▸ Requirement: Transcribe the records that follow. Keep every word exactly, and drop the pictures.

_____

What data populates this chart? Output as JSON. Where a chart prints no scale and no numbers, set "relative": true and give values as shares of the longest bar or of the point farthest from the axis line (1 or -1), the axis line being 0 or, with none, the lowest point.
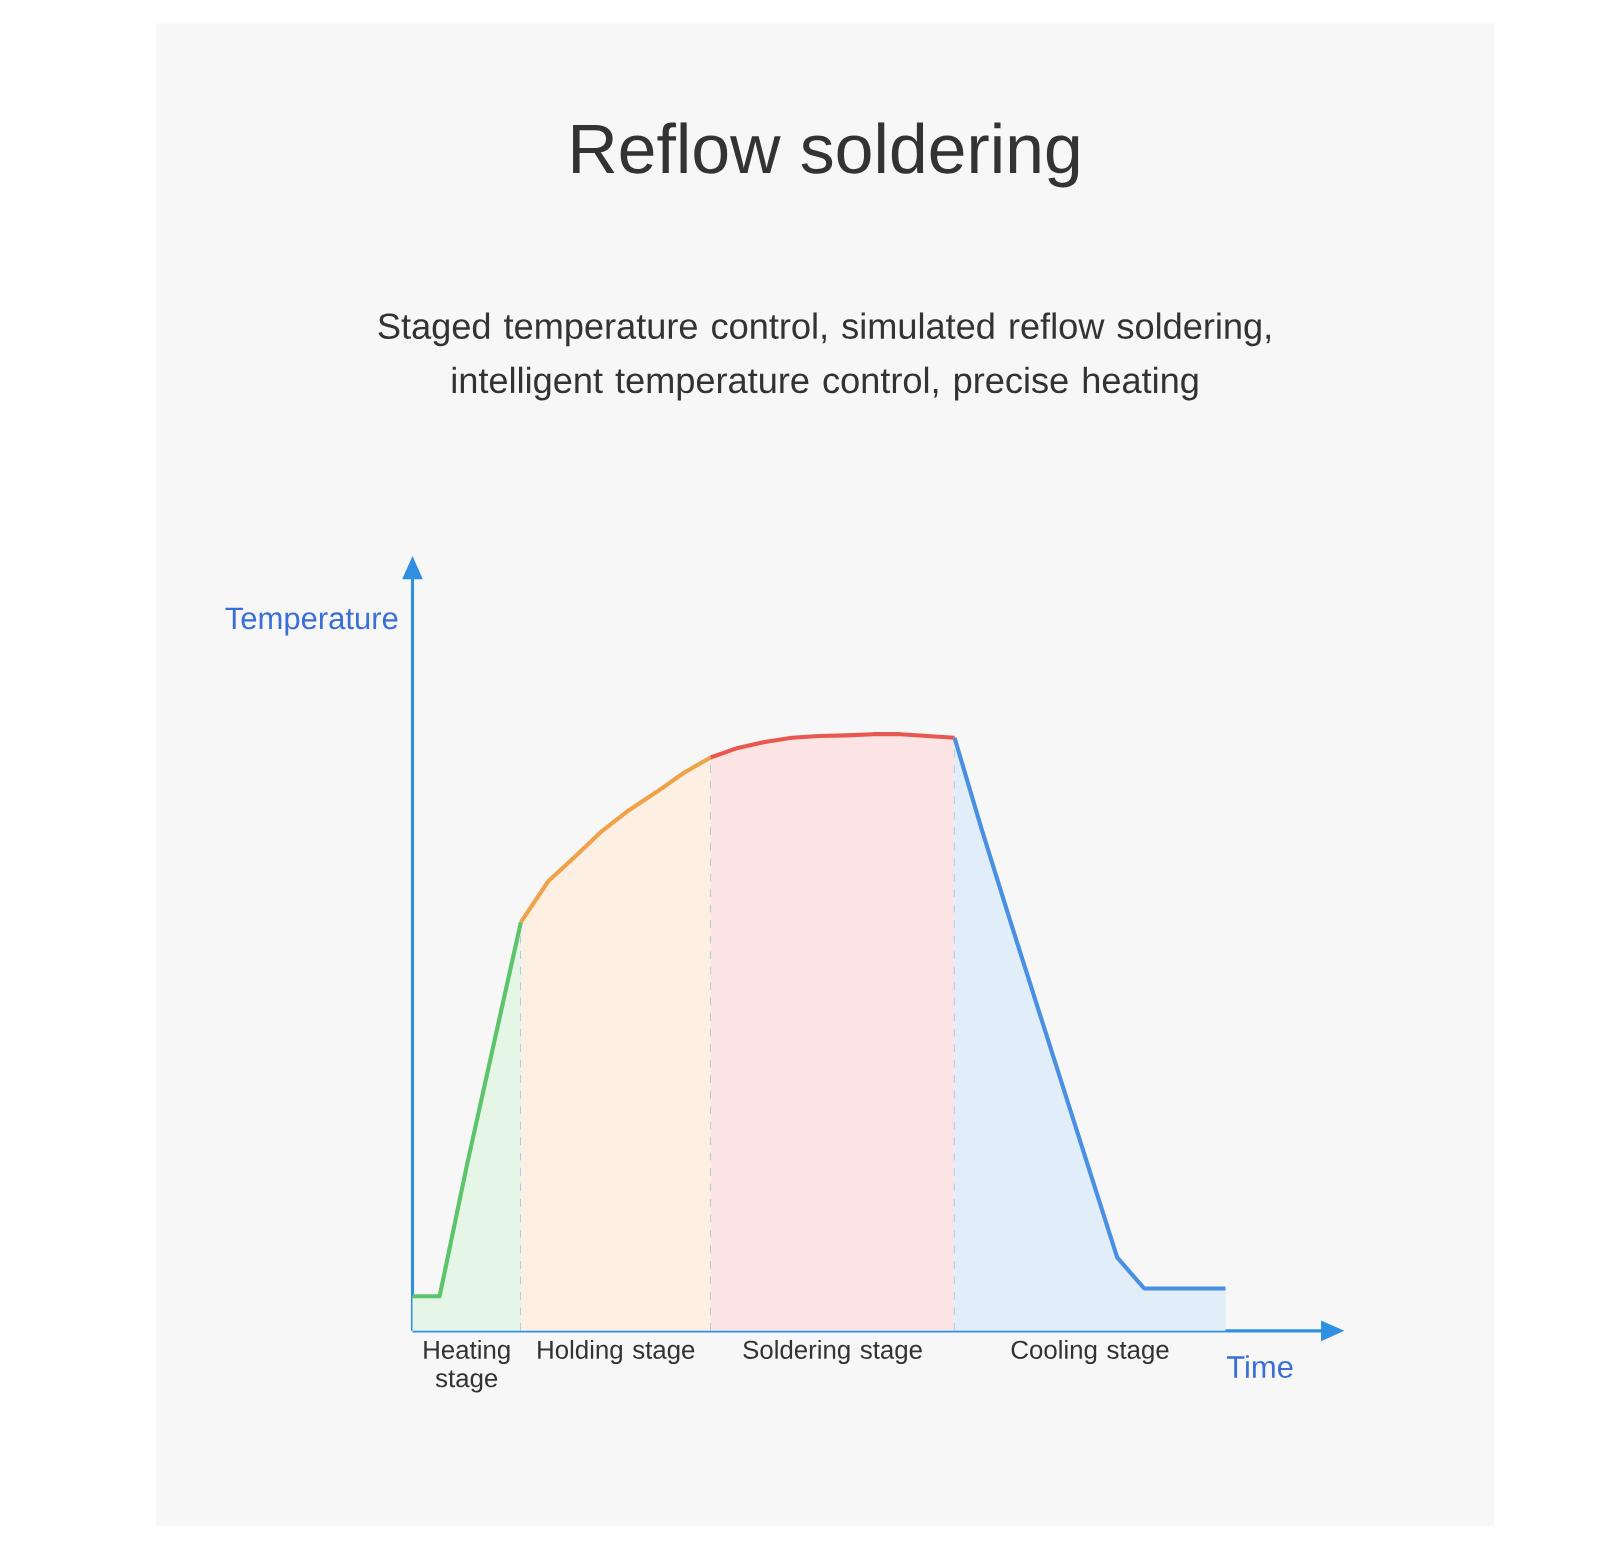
{
  "chart_data": {
    "type": "area",
    "title": "Reflow soldering",
    "subtitle": "Staged temperature control, simulated reflow soldering, intelligent temperature control, precise heating",
    "xlabel": "Time",
    "ylabel": "Temperature",
    "relative": true,
    "marker": "none",
    "line_style": "solid",
    "categories": [
      null,
      null,
      null,
      null,
      null,
      null,
      null,
      null,
      null,
      null,
      null,
      null,
      null,
      null,
      null,
      null,
      null,
      null,
      null,
      null,
      null,
      null,
      null,
      null,
      null,
      null,
      null,
      null,
      null,
      null,
      null
    ],
    "series": [
      {
        "color": "#5cc46a",
        "values": [
          0.058,
          0.058,
          0.276,
          0.481,
          0.685,
          null,
          null,
          null,
          null,
          null,
          null,
          null,
          null,
          null,
          null,
          null,
          null,
          null,
          null,
          null,
          null,
          null,
          null,
          null,
          null,
          null,
          null,
          null,
          null,
          null,
          null
        ]
      },
      {
        "color": "#f0a24a",
        "values": [
          null,
          null,
          null,
          null,
          0.685,
          0.753,
          0.795,
          0.838,
          0.873,
          0.903,
          0.935,
          0.961,
          null,
          null,
          null,
          null,
          null,
          null,
          null,
          null,
          null,
          null,
          null,
          null,
          null,
          null,
          null,
          null,
          null,
          null,
          null
        ]
      },
      {
        "color": "#e8584f",
        "values": [
          null,
          null,
          null,
          null,
          null,
          null,
          null,
          null,
          null,
          null,
          null,
          0.961,
          0.977,
          0.987,
          0.994,
          0.997,
          0.998,
          1,
          1,
          0.997,
          0.994,
          null,
          null,
          null,
          null,
          null,
          null,
          null,
          null,
          null,
          null
        ]
      },
      {
        "color": "#4a90e2",
        "values": [
          null,
          null,
          null,
          null,
          null,
          null,
          null,
          null,
          null,
          null,
          null,
          null,
          null,
          null,
          null,
          null,
          null,
          null,
          null,
          null,
          0.994,
          0.841,
          0.695,
          0.552,
          0.409,
          0.266,
          0.123,
          0.071,
          0.071,
          0.071,
          0.071
        ]
      }
    ],
    "annotations": [
      "Heating stage",
      "Holding stage",
      "Soldering stage",
      "Cooling stage"
    ]
  }
}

_____

▸ Full solution:
What data populates this chart? Output as JSON. Where a chart prints no scale and no numbers, set "relative": true and give values as shares of the longest bar or of the point farthest from the axis line (1 or -1), the axis line being 0 or, with none, the lowest point.
{
  "chart_data": {
    "type": "area",
    "title": "Reflow soldering",
    "subtitle": "Staged temperature control, simulated reflow soldering, intelligent temperature control, precise heating",
    "xlabel": "Time",
    "ylabel": "Temperature",
    "relative": true,
    "marker": "none",
    "line_style": "solid",
    "categories": [
      null,
      null,
      null,
      null,
      null,
      null,
      null,
      null,
      null,
      null,
      null,
      null,
      null,
      null,
      null,
      null,
      null,
      null,
      null,
      null,
      null,
      null,
      null,
      null,
      null,
      null,
      null,
      null,
      null,
      null,
      null
    ],
    "series": [
      {
        "color": "#5cc46a",
        "values": [
          0.058,
          0.058,
          0.276,
          0.481,
          0.685,
          null,
          null,
          null,
          null,
          null,
          null,
          null,
          null,
          null,
          null,
          null,
          null,
          null,
          null,
          null,
          null,
          null,
          null,
          null,
          null,
          null,
          null,
          null,
          null,
          null,
          null
        ]
      },
      {
        "color": "#f0a24a",
        "values": [
          null,
          null,
          null,
          null,
          0.685,
          0.753,
          0.795,
          0.838,
          0.873,
          0.903,
          0.935,
          0.961,
          null,
          null,
          null,
          null,
          null,
          null,
          null,
          null,
          null,
          null,
          null,
          null,
          null,
          null,
          null,
          null,
          null,
          null,
          null
        ]
      },
      {
        "color": "#e8584f",
        "values": [
          null,
          null,
          null,
          null,
          null,
          null,
          null,
          null,
          null,
          null,
          null,
          0.961,
          0.977,
          0.987,
          0.994,
          0.997,
          0.998,
          1,
          1,
          0.997,
          0.994,
          null,
          null,
          null,
          null,
          null,
          null,
          null,
          null,
          null,
          null
        ]
      },
      {
        "color": "#4a90e2",
        "values": [
          null,
          null,
          null,
          null,
          null,
          null,
          null,
          null,
          null,
          null,
          null,
          null,
          null,
          null,
          null,
          null,
          null,
          null,
          null,
          null,
          0.994,
          0.841,
          0.695,
          0.552,
          0.409,
          0.266,
          0.123,
          0.071,
          0.071,
          0.071,
          0.071
        ]
      }
    ],
    "annotations": [
      "Heating stage",
      "Holding stage",
      "Soldering stage",
      "Cooling stage"
    ]
  }
}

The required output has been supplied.